▸ **Objective**
Extract all lines that hold "image" from the records below.

▸ **Provided records**

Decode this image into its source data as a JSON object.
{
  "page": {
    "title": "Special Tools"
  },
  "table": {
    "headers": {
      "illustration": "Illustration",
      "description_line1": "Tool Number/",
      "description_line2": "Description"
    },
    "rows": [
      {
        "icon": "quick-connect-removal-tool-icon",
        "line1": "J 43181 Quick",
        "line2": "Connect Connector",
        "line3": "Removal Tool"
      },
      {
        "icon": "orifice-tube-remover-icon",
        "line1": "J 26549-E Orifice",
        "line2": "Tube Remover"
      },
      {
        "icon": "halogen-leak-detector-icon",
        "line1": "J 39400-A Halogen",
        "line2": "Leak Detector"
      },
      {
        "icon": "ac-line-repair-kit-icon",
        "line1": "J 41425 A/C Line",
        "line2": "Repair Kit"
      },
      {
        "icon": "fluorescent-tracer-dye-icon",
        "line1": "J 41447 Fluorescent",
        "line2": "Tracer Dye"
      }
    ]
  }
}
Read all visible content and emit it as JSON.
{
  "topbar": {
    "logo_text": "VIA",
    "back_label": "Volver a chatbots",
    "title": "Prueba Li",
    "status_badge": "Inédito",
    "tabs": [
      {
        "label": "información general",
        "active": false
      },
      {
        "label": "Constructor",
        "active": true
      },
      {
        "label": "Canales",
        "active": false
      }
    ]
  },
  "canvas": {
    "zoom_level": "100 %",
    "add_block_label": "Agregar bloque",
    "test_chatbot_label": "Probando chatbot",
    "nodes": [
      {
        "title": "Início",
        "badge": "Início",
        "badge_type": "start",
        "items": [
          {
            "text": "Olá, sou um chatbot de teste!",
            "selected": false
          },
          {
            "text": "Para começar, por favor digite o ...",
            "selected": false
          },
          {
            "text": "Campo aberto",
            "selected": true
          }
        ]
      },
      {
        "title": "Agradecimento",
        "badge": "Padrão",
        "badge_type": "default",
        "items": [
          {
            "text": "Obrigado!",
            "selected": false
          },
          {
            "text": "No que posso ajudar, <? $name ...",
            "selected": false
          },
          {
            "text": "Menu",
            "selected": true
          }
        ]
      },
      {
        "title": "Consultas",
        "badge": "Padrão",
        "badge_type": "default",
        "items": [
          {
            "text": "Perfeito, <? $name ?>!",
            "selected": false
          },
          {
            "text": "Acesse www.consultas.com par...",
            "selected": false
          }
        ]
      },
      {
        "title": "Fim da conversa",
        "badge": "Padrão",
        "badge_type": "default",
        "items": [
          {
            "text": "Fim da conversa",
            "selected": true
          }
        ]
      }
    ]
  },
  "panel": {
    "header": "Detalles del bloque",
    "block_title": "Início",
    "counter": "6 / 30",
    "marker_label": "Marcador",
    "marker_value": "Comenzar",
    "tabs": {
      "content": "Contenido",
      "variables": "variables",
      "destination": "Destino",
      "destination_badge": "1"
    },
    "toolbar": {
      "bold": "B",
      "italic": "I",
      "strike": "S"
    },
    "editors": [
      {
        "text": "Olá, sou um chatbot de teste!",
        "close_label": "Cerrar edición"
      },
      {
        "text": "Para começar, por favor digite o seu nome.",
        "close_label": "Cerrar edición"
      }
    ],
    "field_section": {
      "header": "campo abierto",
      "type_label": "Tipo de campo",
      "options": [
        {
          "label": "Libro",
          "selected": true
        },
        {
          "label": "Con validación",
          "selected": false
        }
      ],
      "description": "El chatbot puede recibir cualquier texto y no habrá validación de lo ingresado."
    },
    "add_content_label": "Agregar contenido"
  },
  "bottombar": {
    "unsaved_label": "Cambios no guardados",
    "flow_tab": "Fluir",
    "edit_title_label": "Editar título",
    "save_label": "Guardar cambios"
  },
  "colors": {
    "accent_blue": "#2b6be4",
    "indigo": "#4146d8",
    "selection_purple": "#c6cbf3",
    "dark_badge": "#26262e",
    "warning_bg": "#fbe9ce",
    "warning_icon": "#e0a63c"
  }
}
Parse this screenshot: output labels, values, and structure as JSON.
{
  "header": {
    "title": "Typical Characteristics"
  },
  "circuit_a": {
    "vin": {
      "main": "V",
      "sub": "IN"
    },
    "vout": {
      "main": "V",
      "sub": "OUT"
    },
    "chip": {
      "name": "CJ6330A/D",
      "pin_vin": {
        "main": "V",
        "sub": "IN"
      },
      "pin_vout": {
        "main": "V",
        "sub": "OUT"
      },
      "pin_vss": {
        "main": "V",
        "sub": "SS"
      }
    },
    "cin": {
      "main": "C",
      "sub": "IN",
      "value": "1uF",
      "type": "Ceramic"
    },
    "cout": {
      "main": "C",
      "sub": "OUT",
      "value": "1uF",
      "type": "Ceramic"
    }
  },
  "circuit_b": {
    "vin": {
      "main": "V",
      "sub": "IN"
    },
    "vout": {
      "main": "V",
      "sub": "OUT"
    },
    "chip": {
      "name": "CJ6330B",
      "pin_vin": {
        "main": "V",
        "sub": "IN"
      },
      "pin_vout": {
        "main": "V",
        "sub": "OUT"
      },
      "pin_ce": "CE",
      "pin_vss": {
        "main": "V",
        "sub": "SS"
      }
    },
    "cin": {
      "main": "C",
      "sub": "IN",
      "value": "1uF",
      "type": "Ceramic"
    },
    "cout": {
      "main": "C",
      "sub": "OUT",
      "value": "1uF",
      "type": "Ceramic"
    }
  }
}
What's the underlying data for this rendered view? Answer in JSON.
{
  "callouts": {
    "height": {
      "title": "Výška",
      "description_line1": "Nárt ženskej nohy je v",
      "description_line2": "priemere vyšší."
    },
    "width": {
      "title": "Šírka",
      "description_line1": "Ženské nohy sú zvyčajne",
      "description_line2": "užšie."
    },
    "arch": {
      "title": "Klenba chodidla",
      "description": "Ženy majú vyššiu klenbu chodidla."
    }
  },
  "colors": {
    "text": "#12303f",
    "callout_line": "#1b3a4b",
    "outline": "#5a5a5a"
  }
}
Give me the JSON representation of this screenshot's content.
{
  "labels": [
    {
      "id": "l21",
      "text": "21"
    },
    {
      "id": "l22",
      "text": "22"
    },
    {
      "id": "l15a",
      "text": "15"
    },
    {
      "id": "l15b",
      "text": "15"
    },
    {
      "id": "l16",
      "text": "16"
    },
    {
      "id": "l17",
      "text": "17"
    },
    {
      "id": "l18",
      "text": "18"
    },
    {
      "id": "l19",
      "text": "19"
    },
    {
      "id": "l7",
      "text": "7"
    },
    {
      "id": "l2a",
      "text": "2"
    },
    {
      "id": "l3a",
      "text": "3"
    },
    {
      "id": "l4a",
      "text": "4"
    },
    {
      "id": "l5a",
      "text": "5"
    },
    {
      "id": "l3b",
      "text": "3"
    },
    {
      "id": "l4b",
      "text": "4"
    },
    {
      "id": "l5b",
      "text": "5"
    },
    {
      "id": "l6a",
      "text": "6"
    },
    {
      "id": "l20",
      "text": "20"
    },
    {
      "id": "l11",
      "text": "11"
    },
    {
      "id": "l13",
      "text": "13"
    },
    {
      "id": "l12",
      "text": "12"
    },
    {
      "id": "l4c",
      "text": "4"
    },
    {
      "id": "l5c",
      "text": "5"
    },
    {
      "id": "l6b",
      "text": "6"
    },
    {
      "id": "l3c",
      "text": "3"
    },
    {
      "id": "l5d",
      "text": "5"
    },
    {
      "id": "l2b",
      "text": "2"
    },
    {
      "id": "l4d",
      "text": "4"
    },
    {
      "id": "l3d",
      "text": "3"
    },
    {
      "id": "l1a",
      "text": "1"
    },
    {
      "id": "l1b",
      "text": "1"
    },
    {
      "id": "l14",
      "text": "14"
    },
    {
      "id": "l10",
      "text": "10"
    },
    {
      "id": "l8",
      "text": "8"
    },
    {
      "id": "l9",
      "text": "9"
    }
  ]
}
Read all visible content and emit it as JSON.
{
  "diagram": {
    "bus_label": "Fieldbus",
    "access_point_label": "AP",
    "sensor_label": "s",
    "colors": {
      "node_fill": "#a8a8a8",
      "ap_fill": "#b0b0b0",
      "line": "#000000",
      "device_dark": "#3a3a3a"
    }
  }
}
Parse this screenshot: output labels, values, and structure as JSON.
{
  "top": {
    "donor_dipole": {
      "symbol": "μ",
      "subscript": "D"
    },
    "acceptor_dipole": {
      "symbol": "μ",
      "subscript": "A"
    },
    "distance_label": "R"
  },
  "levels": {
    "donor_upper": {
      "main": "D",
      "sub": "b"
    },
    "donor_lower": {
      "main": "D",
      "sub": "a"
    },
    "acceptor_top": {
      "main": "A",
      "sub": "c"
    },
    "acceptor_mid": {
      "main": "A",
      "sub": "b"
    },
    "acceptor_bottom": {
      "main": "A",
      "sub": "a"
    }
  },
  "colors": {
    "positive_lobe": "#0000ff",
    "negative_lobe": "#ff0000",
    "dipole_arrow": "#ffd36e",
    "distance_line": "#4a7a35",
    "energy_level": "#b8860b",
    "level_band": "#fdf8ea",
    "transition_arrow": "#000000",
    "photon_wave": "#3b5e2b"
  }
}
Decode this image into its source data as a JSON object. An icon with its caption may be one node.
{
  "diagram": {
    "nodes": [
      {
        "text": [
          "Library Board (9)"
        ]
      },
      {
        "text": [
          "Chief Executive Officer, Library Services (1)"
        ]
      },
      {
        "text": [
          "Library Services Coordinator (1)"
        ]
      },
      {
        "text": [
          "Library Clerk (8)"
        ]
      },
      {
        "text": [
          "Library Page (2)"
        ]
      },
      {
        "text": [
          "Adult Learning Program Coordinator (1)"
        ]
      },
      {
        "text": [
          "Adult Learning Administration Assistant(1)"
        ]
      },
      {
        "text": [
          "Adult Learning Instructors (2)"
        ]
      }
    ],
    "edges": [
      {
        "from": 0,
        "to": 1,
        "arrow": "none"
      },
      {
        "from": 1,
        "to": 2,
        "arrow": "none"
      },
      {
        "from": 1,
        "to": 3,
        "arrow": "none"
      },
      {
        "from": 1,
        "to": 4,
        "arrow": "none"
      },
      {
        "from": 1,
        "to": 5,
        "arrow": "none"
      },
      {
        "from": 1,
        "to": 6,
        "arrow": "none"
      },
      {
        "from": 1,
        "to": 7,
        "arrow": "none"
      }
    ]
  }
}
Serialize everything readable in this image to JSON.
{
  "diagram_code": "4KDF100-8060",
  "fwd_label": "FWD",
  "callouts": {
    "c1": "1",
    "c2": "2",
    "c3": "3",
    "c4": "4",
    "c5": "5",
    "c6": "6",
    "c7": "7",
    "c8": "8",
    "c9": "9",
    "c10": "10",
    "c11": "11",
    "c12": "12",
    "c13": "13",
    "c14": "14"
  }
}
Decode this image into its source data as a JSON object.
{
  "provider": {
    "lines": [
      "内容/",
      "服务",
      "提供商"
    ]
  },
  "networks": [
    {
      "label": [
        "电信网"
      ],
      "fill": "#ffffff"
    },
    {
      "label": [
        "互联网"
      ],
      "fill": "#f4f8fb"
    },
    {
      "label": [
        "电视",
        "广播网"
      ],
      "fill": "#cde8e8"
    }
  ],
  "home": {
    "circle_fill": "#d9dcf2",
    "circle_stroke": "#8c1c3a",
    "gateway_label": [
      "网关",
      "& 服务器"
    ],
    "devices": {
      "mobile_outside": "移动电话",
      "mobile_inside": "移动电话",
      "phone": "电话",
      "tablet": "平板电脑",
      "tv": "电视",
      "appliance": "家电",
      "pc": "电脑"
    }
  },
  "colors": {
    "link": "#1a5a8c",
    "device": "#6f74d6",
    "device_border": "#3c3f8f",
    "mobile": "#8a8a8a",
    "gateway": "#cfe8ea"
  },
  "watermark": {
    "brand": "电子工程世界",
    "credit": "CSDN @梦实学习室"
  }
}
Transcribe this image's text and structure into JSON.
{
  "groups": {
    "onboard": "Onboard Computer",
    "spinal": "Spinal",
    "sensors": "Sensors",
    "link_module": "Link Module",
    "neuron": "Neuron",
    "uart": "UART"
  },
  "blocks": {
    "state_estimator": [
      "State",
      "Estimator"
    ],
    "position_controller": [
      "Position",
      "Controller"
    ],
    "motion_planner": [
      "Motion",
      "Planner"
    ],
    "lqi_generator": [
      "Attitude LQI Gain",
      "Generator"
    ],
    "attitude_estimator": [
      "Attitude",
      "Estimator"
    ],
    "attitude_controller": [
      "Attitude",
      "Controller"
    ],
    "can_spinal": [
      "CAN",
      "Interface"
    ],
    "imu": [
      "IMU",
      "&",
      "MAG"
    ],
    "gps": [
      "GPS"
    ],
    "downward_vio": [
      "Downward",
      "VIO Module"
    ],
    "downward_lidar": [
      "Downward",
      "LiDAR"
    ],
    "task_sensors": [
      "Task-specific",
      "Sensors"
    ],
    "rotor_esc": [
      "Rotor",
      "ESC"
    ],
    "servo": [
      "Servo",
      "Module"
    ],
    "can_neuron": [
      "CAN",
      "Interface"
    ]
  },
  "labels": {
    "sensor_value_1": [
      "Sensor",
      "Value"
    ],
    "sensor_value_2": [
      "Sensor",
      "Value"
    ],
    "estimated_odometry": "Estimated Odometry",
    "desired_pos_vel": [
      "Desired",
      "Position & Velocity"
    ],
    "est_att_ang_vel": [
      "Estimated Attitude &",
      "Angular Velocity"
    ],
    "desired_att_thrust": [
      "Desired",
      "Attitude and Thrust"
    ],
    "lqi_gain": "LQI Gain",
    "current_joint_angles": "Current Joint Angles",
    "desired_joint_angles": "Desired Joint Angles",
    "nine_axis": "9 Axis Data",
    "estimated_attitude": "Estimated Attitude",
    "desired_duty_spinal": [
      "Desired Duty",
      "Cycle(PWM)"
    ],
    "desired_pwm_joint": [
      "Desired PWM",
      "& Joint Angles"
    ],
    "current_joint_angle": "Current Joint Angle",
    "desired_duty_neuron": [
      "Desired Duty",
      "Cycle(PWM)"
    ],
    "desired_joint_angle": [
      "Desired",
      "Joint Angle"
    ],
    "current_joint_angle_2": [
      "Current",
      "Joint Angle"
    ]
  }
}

▸ **Exercise solution**
Decode this image into its source data as a JSON object.
Decode this image into its source data as a JSON object. An icon with its caption may be one node.
Serialize everything readable in this image to JSON.
Decode this image into its source data as a JSON object.
Transcribe this image's text and structure into JSON.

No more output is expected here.